** start of RECORDS FOR PROCESSING **

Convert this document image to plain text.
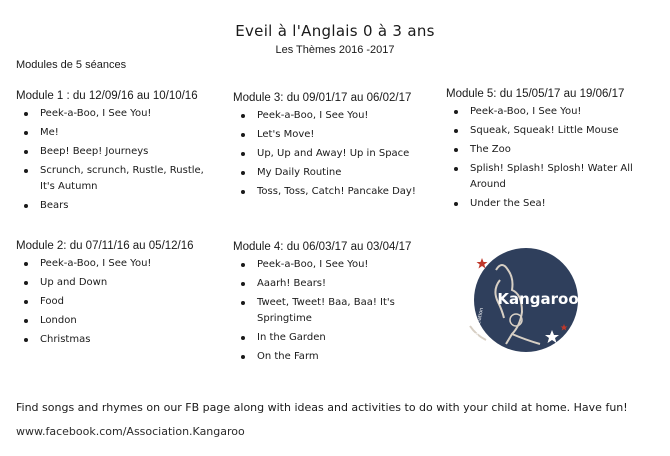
Eveil à l'Anglais 0 à 3 ans
Les Thèmes 2016 -2017
Modules de 5 séances
Module 1 : du 12/09/16 au 10/10/16
Peek-a-Boo, I See You!
Me!
Beep! Beep! Journeys
Scrunch, scrunch, Rustle, Rustle, It's Autumn
Bears
Module 2: du 07/11/16 au 05/12/16
Peek-a-Boo, I See You!
Up and Down
Food
London
Christmas
Module 3: du 09/01/17 au 06/02/17
Peek-a-Boo, I See You!
Let's Move!
Up, Up and Away! Up in Space
My Daily Routine
Toss, Toss, Catch! Pancake Day!
Module 4: du 06/03/17 au 03/04/17
Peek-a-Boo, I See You!
Aaarh! Bears!
Tweet, Tweet! Baa, Baa! It's Springtime
In the Garden
On the Farm
Module 5: du 15/05/17 au 19/06/17
Peek-a-Boo, I See You!
Squeak, Squeak! Little Mouse
The Zoo
Splish! Splash! Splosh! Water All Around
Under the Sea!
Kangaroo
Association
Find songs and rhymes on our FB page along with ideas and activities to do with your child at home. Have fun!
www.facebook.com/Association.Kangaroo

** end of RECORDS FOR PROCESSING **

From the listing above, collect each line in which the string "Association" appears.

Association
www.facebook.com/Association.Kangaroo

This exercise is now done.